From the entries that follow, list every line in which the string "базового" appears.

- - - -

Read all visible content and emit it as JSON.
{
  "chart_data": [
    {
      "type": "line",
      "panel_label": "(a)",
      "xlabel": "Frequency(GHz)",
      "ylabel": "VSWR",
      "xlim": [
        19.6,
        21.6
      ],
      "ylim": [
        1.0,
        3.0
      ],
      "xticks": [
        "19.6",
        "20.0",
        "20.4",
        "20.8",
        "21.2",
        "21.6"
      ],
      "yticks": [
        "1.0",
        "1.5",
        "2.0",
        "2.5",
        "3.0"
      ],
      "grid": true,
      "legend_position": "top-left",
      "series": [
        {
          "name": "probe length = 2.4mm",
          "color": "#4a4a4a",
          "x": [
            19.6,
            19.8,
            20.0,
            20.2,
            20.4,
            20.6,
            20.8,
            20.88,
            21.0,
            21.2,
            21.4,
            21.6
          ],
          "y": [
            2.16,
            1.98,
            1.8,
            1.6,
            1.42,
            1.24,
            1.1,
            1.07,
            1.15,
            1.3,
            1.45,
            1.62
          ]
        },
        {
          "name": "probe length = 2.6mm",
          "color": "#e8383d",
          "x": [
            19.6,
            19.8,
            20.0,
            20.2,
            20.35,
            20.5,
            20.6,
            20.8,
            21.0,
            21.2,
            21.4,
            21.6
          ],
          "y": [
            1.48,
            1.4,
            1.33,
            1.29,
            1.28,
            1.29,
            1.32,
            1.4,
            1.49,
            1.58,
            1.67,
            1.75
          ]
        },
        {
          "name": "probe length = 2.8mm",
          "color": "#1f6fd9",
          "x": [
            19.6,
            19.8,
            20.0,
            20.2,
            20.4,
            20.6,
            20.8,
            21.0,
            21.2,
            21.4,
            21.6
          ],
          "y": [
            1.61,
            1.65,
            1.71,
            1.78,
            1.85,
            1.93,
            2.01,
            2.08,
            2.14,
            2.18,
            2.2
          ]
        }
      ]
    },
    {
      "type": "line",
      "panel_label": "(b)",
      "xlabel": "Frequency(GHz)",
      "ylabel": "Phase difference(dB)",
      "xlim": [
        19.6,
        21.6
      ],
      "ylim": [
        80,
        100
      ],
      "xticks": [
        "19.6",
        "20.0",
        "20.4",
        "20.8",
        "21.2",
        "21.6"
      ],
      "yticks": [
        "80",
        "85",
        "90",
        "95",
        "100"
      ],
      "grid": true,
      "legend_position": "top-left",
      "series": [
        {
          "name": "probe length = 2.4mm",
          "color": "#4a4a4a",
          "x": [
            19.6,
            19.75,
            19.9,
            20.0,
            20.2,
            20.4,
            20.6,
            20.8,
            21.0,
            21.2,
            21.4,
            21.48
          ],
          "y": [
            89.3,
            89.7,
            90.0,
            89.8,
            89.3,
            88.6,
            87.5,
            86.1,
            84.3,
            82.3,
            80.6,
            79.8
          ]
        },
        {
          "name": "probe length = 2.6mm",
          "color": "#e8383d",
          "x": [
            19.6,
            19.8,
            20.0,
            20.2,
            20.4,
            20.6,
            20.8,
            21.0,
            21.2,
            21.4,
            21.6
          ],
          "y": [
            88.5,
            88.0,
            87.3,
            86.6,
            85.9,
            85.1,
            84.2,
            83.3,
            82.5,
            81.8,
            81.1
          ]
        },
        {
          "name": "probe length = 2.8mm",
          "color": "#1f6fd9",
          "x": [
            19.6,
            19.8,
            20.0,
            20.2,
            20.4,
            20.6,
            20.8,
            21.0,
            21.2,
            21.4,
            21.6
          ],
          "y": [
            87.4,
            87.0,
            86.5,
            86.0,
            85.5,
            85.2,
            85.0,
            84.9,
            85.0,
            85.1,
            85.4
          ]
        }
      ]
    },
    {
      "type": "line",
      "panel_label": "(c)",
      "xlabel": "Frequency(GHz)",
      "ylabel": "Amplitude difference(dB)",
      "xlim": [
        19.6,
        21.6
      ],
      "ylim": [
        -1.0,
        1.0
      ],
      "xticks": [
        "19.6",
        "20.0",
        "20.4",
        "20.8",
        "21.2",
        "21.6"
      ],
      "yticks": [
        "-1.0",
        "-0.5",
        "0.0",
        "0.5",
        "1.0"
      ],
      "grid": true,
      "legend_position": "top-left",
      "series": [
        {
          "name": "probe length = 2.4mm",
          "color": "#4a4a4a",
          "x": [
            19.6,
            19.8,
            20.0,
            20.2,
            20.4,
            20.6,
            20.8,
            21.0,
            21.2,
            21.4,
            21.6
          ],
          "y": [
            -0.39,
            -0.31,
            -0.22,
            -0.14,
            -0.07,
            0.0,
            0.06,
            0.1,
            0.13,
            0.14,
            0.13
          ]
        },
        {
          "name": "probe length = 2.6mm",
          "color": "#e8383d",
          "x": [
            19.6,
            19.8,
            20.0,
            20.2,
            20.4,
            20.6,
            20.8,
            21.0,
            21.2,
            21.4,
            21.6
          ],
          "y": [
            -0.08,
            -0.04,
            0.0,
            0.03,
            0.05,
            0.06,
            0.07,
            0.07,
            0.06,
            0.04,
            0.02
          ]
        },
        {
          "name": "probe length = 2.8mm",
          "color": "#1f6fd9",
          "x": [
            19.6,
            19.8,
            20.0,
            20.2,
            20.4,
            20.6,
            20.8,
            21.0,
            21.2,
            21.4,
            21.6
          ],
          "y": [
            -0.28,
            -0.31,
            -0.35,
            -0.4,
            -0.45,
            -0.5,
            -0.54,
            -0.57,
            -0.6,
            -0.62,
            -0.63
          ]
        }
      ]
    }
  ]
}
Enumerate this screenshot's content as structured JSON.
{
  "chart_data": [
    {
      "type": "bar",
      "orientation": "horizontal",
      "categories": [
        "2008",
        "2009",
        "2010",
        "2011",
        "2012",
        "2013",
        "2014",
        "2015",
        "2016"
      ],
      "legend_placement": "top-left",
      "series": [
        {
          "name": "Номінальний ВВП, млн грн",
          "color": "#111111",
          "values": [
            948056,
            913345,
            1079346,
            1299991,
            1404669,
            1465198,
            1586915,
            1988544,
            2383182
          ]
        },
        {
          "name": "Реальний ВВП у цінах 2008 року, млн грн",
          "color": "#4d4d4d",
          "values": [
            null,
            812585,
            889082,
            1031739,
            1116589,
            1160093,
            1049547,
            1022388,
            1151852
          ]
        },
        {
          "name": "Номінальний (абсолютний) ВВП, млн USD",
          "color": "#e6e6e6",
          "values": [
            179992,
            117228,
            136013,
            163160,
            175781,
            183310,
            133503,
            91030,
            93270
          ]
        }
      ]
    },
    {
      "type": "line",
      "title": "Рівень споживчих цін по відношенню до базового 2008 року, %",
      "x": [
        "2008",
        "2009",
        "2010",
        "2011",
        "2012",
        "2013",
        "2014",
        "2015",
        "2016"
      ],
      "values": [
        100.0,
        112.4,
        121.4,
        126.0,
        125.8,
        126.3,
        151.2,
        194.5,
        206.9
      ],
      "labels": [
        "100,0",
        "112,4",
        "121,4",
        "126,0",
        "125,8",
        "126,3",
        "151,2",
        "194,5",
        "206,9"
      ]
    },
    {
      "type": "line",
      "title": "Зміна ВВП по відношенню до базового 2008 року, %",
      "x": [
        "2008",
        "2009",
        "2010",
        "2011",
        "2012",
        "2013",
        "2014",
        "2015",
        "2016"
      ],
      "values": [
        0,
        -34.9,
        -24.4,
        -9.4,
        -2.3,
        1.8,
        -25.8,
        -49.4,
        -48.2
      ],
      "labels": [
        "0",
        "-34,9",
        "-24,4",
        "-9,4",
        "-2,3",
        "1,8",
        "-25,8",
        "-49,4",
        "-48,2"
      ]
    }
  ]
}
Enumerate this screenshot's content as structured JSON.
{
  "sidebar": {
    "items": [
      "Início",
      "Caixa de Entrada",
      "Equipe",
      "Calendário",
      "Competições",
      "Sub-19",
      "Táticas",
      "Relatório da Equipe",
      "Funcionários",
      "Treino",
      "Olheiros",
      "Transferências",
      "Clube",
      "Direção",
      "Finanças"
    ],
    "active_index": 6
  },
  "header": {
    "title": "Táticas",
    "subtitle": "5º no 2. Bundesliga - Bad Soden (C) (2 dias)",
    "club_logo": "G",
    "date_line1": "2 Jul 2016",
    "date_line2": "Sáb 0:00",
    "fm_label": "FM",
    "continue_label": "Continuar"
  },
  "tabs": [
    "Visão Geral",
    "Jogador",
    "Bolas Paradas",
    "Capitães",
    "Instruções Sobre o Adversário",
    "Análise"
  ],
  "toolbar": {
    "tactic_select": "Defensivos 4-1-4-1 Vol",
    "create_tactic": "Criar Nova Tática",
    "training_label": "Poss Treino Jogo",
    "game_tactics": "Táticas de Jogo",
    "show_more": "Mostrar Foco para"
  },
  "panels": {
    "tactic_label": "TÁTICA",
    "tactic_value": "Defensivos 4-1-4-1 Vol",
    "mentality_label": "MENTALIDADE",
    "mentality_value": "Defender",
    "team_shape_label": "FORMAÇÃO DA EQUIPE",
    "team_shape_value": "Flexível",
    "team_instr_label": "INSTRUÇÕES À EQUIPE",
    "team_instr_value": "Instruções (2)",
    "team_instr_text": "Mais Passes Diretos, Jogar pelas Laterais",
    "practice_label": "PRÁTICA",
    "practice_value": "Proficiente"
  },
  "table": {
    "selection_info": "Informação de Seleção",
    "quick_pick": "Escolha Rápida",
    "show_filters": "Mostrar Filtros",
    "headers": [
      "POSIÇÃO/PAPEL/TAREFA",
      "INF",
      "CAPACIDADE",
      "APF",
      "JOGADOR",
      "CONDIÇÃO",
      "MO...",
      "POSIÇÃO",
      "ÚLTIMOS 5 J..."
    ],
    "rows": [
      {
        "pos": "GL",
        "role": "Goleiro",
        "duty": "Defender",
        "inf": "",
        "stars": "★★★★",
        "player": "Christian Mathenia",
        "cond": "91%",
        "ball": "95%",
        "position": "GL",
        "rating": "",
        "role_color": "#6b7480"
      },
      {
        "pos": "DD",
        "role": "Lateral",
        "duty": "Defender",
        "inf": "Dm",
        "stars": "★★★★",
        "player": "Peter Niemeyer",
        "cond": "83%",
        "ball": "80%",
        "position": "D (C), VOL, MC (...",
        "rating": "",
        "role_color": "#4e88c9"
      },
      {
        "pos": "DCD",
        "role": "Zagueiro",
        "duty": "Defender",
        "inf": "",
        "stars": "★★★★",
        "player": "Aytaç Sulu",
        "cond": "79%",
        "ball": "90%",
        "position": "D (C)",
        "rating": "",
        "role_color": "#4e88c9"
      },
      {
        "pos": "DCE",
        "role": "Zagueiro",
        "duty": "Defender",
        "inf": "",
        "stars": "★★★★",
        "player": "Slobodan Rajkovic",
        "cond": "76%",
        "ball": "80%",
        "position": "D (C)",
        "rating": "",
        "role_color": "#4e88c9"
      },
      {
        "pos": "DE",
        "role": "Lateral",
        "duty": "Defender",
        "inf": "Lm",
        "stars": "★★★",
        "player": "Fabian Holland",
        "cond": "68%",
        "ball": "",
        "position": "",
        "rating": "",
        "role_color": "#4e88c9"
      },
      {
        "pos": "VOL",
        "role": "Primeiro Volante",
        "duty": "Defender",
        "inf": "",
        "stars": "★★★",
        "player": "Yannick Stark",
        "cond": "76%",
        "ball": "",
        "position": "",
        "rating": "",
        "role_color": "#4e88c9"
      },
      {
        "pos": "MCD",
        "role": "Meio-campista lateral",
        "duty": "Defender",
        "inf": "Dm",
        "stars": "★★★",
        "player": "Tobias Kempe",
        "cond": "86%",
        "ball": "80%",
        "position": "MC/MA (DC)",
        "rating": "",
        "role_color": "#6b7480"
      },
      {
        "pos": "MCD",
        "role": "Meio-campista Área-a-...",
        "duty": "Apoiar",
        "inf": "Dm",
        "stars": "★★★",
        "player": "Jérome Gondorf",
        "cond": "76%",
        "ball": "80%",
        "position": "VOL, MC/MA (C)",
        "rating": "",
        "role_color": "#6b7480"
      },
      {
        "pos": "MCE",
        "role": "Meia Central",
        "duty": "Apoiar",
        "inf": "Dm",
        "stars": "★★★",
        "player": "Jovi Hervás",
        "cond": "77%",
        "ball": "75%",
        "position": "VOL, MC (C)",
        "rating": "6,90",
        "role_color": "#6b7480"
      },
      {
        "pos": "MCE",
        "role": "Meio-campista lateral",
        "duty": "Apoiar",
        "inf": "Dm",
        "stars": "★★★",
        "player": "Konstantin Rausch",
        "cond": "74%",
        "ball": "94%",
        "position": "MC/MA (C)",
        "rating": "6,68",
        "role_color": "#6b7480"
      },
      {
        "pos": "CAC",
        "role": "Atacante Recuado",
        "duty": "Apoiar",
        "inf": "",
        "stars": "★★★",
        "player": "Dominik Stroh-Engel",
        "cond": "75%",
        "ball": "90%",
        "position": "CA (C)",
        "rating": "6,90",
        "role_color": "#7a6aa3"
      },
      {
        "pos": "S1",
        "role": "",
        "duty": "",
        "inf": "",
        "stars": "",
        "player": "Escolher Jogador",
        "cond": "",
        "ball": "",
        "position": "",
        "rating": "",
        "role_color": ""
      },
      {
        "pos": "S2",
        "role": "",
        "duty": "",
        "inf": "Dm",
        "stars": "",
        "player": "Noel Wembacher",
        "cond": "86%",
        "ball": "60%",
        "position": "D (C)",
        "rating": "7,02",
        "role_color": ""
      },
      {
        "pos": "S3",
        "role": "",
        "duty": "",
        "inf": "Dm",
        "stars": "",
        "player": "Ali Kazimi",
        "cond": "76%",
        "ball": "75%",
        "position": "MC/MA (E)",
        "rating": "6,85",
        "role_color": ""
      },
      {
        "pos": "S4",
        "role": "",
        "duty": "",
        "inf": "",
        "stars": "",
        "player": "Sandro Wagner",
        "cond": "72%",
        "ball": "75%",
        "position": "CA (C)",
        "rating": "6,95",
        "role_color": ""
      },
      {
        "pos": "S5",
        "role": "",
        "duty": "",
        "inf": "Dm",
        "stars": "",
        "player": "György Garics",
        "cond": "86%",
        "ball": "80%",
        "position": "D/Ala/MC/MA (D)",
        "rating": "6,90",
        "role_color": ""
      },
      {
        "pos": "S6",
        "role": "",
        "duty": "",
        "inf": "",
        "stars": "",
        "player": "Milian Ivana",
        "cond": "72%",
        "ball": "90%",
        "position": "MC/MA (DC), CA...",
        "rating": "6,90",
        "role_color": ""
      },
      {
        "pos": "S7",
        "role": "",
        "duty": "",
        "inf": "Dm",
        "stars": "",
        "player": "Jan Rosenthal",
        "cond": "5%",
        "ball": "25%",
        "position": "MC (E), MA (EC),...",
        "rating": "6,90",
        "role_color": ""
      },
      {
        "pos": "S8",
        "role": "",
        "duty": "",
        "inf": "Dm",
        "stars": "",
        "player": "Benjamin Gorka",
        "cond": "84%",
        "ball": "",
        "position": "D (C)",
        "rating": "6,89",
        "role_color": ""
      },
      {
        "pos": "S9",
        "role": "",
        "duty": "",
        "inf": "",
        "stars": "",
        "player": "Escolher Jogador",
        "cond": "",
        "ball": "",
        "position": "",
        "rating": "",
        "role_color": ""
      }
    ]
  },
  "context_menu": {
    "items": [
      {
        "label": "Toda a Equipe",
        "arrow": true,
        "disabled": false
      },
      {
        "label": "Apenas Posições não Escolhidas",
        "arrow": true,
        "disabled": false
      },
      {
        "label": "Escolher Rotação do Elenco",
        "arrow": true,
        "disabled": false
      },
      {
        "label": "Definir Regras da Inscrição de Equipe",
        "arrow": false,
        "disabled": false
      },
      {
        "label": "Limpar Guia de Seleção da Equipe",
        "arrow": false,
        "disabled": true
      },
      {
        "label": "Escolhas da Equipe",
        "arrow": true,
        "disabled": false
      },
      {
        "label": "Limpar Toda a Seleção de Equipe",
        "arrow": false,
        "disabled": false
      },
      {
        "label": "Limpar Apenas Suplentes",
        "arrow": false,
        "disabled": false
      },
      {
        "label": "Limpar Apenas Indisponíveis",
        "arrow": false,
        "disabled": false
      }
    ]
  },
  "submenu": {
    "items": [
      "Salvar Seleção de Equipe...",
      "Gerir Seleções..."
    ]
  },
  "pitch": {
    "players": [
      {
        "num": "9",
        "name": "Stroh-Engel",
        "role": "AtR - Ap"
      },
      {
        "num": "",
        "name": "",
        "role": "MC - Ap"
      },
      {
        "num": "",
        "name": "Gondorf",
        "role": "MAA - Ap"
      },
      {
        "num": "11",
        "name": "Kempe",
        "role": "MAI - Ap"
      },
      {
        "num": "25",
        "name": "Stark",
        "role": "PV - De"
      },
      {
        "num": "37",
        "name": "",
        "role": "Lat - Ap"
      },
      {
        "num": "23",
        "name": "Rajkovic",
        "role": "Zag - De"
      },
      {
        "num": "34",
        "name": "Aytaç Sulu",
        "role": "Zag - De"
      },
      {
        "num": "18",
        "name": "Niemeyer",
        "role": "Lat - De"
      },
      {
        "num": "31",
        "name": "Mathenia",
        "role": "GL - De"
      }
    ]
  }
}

- - - -

• FULL SOLUTION:
      "title": "Рівень споживчих цін по відношенню до базового 2008 року, %",
      "title": "Зміна ВВП по відношенню до базового 2008 року, %",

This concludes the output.